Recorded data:
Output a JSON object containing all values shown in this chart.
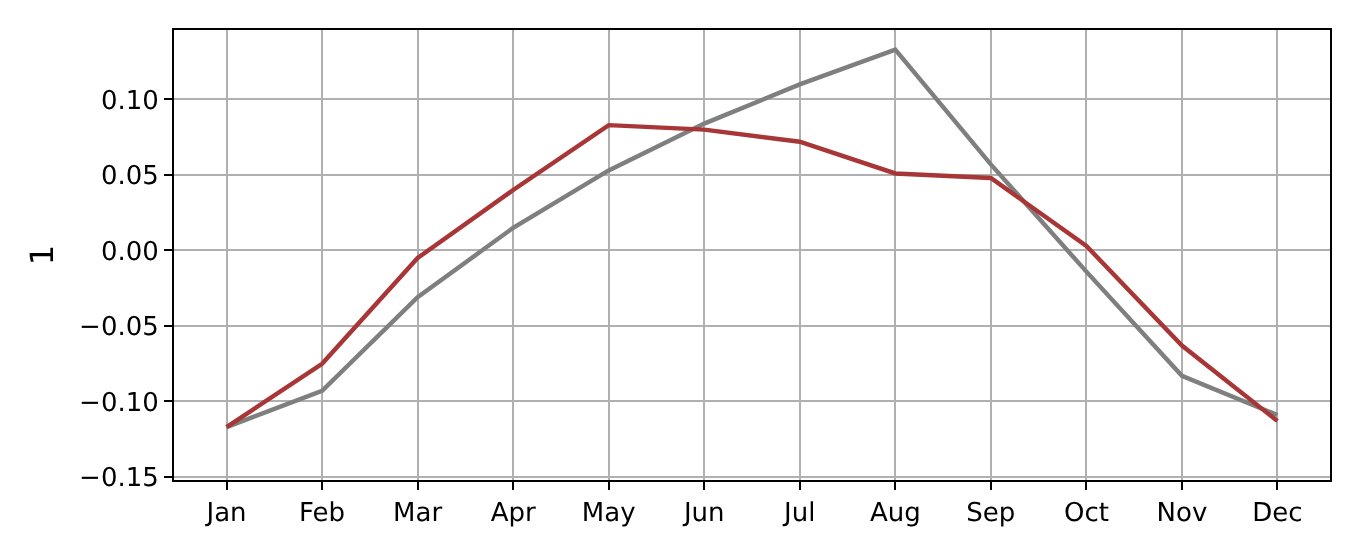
{
  "chart_data": {
    "type": "line",
    "ylabel": "1",
    "categories": [
      "Jan",
      "Feb",
      "Mar",
      "Apr",
      "May",
      "Jun",
      "Jul",
      "Aug",
      "Sep",
      "Oct",
      "Nov",
      "Dec"
    ],
    "series": [
      {
        "color": "#7f7f7f",
        "values": [
          -0.117,
          -0.093,
          -0.031,
          0.015,
          0.053,
          0.084,
          0.11,
          0.133,
          0.057,
          -0.014,
          -0.083,
          -0.109
        ]
      },
      {
        "color": "#a83636",
        "values": [
          -0.117,
          -0.075,
          -0.005,
          0.04,
          0.083,
          0.08,
          0.072,
          0.051,
          0.048,
          0.003,
          -0.063,
          -0.113
        ]
      }
    ],
    "ylim": [
      -0.152,
      0.146
    ],
    "yticks": [
      {
        "value": -0.15,
        "label": "−0.15"
      },
      {
        "value": -0.1,
        "label": "−0.10"
      },
      {
        "value": -0.05,
        "label": "−0.05"
      },
      {
        "value": 0,
        "label": "0.00"
      },
      {
        "value": 0.05,
        "label": "0.05"
      },
      {
        "value": 0.1,
        "label": "0.10"
      }
    ],
    "grid": true,
    "marker": "none",
    "line_style": "solid"
  }
}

Objective:
Retype everything in the material word for word, minus pictures.

Reply:
Output a JSON object containing all values shown in this chart.
{
  "chart_data": {
    "type": "line",
    "ylabel": "1",
    "categories": [
      "Jan",
      "Feb",
      "Mar",
      "Apr",
      "May",
      "Jun",
      "Jul",
      "Aug",
      "Sep",
      "Oct",
      "Nov",
      "Dec"
    ],
    "series": [
      {
        "color": "#7f7f7f",
        "values": [
          -0.117,
          -0.093,
          -0.031,
          0.015,
          0.053,
          0.084,
          0.11,
          0.133,
          0.057,
          -0.014,
          -0.083,
          -0.109
        ]
      },
      {
        "color": "#a83636",
        "values": [
          -0.117,
          -0.075,
          -0.005,
          0.04,
          0.083,
          0.08,
          0.072,
          0.051,
          0.048,
          0.003,
          -0.063,
          -0.113
        ]
      }
    ],
    "ylim": [
      -0.152,
      0.146
    ],
    "yticks": [
      {
        "value": -0.15,
        "label": "−0.15"
      },
      {
        "value": -0.1,
        "label": "−0.10"
      },
      {
        "value": -0.05,
        "label": "−0.05"
      },
      {
        "value": 0,
        "label": "0.00"
      },
      {
        "value": 0.05,
        "label": "0.05"
      },
      {
        "value": 0.1,
        "label": "0.10"
      }
    ],
    "grid": true,
    "marker": "none",
    "line_style": "solid"
  }
}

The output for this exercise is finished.